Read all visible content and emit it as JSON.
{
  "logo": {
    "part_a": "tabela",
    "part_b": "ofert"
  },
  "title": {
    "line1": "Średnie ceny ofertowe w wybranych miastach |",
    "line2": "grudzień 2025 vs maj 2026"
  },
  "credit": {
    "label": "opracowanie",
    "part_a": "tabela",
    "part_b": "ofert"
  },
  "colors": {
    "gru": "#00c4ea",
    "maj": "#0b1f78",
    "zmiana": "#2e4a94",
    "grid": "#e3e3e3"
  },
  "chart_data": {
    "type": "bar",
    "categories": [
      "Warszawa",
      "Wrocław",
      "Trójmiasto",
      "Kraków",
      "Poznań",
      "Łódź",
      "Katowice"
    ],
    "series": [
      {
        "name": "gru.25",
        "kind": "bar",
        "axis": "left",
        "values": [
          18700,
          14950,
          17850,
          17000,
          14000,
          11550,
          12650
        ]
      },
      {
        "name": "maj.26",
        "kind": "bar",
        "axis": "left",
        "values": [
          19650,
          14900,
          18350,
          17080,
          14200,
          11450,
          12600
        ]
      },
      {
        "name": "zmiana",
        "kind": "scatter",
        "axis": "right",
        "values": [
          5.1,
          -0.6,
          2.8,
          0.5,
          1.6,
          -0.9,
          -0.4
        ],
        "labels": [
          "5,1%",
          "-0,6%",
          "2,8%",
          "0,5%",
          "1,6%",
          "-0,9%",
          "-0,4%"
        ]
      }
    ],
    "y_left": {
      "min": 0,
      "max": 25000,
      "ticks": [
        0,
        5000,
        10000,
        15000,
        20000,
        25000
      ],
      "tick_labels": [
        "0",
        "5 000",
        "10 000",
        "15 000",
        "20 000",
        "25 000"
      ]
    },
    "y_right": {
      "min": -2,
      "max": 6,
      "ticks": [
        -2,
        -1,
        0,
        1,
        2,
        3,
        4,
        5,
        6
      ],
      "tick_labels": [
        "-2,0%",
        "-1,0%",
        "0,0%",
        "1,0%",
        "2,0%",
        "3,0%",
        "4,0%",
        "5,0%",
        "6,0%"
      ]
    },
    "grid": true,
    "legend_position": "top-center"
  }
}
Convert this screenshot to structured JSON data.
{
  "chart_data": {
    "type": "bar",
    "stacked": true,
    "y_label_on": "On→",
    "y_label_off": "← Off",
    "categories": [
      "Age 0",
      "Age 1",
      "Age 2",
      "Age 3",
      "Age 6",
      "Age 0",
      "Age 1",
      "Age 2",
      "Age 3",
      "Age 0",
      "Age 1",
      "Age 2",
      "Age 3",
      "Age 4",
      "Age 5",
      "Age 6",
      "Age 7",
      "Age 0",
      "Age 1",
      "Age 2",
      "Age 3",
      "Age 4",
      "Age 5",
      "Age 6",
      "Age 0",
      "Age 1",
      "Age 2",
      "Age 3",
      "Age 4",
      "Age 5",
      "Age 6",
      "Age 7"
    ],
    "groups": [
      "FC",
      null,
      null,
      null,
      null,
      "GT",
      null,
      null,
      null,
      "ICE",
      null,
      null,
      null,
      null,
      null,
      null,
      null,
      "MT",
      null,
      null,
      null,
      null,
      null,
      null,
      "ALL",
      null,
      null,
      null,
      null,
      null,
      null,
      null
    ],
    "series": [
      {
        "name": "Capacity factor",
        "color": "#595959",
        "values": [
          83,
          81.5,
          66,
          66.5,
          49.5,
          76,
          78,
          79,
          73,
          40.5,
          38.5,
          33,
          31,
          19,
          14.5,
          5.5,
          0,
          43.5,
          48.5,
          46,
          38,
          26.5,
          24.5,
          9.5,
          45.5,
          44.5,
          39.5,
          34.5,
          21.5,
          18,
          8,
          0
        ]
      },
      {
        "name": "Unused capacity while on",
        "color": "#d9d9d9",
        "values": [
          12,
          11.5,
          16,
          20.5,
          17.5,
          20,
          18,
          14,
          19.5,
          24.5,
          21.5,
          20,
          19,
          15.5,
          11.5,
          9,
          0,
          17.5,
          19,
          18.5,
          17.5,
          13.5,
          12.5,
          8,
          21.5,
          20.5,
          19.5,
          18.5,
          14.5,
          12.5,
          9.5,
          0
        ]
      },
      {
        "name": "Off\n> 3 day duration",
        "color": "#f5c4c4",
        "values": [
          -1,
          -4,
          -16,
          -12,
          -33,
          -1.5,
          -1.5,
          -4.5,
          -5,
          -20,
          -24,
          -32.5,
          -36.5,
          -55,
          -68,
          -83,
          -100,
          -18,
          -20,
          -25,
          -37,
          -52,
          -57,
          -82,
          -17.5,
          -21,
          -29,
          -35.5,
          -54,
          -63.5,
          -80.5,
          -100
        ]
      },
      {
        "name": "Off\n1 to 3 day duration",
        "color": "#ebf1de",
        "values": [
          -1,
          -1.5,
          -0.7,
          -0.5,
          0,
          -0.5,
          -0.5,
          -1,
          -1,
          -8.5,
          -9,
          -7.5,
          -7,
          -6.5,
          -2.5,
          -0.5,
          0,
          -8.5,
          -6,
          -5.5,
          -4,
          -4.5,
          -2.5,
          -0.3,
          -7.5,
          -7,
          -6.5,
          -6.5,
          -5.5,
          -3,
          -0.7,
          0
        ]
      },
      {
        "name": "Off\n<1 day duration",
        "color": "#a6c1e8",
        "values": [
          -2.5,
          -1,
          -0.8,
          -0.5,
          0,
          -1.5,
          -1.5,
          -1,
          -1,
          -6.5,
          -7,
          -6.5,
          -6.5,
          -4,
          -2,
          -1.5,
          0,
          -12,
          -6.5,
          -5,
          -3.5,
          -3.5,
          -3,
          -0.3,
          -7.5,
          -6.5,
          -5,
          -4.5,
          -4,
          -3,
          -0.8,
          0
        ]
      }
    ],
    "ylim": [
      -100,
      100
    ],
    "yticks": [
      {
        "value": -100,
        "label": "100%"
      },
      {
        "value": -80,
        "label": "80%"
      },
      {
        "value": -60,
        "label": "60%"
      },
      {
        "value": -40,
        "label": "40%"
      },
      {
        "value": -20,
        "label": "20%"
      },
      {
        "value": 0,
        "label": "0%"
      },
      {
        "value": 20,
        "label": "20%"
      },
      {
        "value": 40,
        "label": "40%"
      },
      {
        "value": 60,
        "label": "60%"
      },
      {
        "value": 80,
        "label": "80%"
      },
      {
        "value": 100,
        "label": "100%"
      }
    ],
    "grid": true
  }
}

-*-

EXERCISE PROMPT: Give the records above again, word for word.

COMPLETED EXERCISE:
Read all visible content and emit it as JSON.
{
  "logo": {
    "part_a": "tabela",
    "part_b": "ofert"
  },
  "title": {
    "line1": "Średnie ceny ofertowe w wybranych miastach |",
    "line2": "grudzień 2025 vs maj 2026"
  },
  "credit": {
    "label": "opracowanie",
    "part_a": "tabela",
    "part_b": "ofert"
  },
  "colors": {
    "gru": "#00c4ea",
    "maj": "#0b1f78",
    "zmiana": "#2e4a94",
    "grid": "#e3e3e3"
  },
  "chart_data": {
    "type": "bar",
    "categories": [
      "Warszawa",
      "Wrocław",
      "Trójmiasto",
      "Kraków",
      "Poznań",
      "Łódź",
      "Katowice"
    ],
    "series": [
      {
        "name": "gru.25",
        "kind": "bar",
        "axis": "left",
        "values": [
          18700,
          14950,
          17850,
          17000,
          14000,
          11550,
          12650
        ]
      },
      {
        "name": "maj.26",
        "kind": "bar",
        "axis": "left",
        "values": [
          19650,
          14900,
          18350,
          17080,
          14200,
          11450,
          12600
        ]
      },
      {
        "name": "zmiana",
        "kind": "scatter",
        "axis": "right",
        "values": [
          5.1,
          -0.6,
          2.8,
          0.5,
          1.6,
          -0.9,
          -0.4
        ],
        "labels": [
          "5,1%",
          "-0,6%",
          "2,8%",
          "0,5%",
          "1,6%",
          "-0,9%",
          "-0,4%"
        ]
      }
    ],
    "y_left": {
      "min": 0,
      "max": 25000,
      "ticks": [
        0,
        5000,
        10000,
        15000,
        20000,
        25000
      ],
      "tick_labels": [
        "0",
        "5 000",
        "10 000",
        "15 000",
        "20 000",
        "25 000"
      ]
    },
    "y_right": {
      "min": -2,
      "max": 6,
      "ticks": [
        -2,
        -1,
        0,
        1,
        2,
        3,
        4,
        5,
        6
      ],
      "tick_labels": [
        "-2,0%",
        "-1,0%",
        "0,0%",
        "1,0%",
        "2,0%",
        "3,0%",
        "4,0%",
        "5,0%",
        "6,0%"
      ]
    },
    "grid": true,
    "legend_position": "top-center"
  }
}
Convert this screenshot to structured JSON data.
{
  "chart_data": {
    "type": "bar",
    "stacked": true,
    "y_label_on": "On→",
    "y_label_off": "← Off",
    "categories": [
      "Age 0",
      "Age 1",
      "Age 2",
      "Age 3",
      "Age 6",
      "Age 0",
      "Age 1",
      "Age 2",
      "Age 3",
      "Age 0",
      "Age 1",
      "Age 2",
      "Age 3",
      "Age 4",
      "Age 5",
      "Age 6",
      "Age 7",
      "Age 0",
      "Age 1",
      "Age 2",
      "Age 3",
      "Age 4",
      "Age 5",
      "Age 6",
      "Age 0",
      "Age 1",
      "Age 2",
      "Age 3",
      "Age 4",
      "Age 5",
      "Age 6",
      "Age 7"
    ],
    "groups": [
      "FC",
      null,
      null,
      null,
      null,
      "GT",
      null,
      null,
      null,
      "ICE",
      null,
      null,
      null,
      null,
      null,
      null,
      null,
      "MT",
      null,
      null,
      null,
      null,
      null,
      null,
      "ALL",
      null,
      null,
      null,
      null,
      null,
      null,
      null
    ],
    "series": [
      {
        "name": "Capacity factor",
        "color": "#595959",
        "values": [
          83,
          81.5,
          66,
          66.5,
          49.5,
          76,
          78,
          79,
          73,
          40.5,
          38.5,
          33,
          31,
          19,
          14.5,
          5.5,
          0,
          43.5,
          48.5,
          46,
          38,
          26.5,
          24.5,
          9.5,
          45.5,
          44.5,
          39.5,
          34.5,
          21.5,
          18,
          8,
          0
        ]
      },
      {
        "name": "Unused capacity while on",
        "color": "#d9d9d9",
        "values": [
          12,
          11.5,
          16,
          20.5,
          17.5,
          20,
          18,
          14,
          19.5,
          24.5,
          21.5,
          20,
          19,
          15.5,
          11.5,
          9,
          0,
          17.5,
          19,
          18.5,
          17.5,
          13.5,
          12.5,
          8,
          21.5,
          20.5,
          19.5,
          18.5,
          14.5,
          12.5,
          9.5,
          0
        ]
      },
      {
        "name": "Off\n> 3 day duration",
        "color": "#f5c4c4",
        "values": [
          -1,
          -4,
          -16,
          -12,
          -33,
          -1.5,
          -1.5,
          -4.5,
          -5,
          -20,
          -24,
          -32.5,
          -36.5,
          -55,
          -68,
          -83,
          -100,
          -18,
          -20,
          -25,
          -37,
          -52,
          -57,
          -82,
          -17.5,
          -21,
          -29,
          -35.5,
          -54,
          -63.5,
          -80.5,
          -100
        ]
      },
      {
        "name": "Off\n1 to 3 day duration",
        "color": "#ebf1de",
        "values": [
          -1,
          -1.5,
          -0.7,
          -0.5,
          0,
          -0.5,
          -0.5,
          -1,
          -1,
          -8.5,
          -9,
          -7.5,
          -7,
          -6.5,
          -2.5,
          -0.5,
          0,
          -8.5,
          -6,
          -5.5,
          -4,
          -4.5,
          -2.5,
          -0.3,
          -7.5,
          -7,
          -6.5,
          -6.5,
          -5.5,
          -3,
          -0.7,
          0
        ]
      },
      {
        "name": "Off\n<1 day duration",
        "color": "#a6c1e8",
        "values": [
          -2.5,
          -1,
          -0.8,
          -0.5,
          0,
          -1.5,
          -1.5,
          -1,
          -1,
          -6.5,
          -7,
          -6.5,
          -6.5,
          -4,
          -2,
          -1.5,
          0,
          -12,
          -6.5,
          -5,
          -3.5,
          -3.5,
          -3,
          -0.3,
          -7.5,
          -6.5,
          -5,
          -4.5,
          -4,
          -3,
          -0.8,
          0
        ]
      }
    ],
    "ylim": [
      -100,
      100
    ],
    "yticks": [
      {
        "value": -100,
        "label": "100%"
      },
      {
        "value": -80,
        "label": "80%"
      },
      {
        "value": -60,
        "label": "60%"
      },
      {
        "value": -40,
        "label": "40%"
      },
      {
        "value": -20,
        "label": "20%"
      },
      {
        "value": 0,
        "label": "0%"
      },
      {
        "value": 20,
        "label": "20%"
      },
      {
        "value": 40,
        "label": "40%"
      },
      {
        "value": 60,
        "label": "60%"
      },
      {
        "value": 80,
        "label": "80%"
      },
      {
        "value": 100,
        "label": "100%"
      }
    ],
    "grid": true
  }
}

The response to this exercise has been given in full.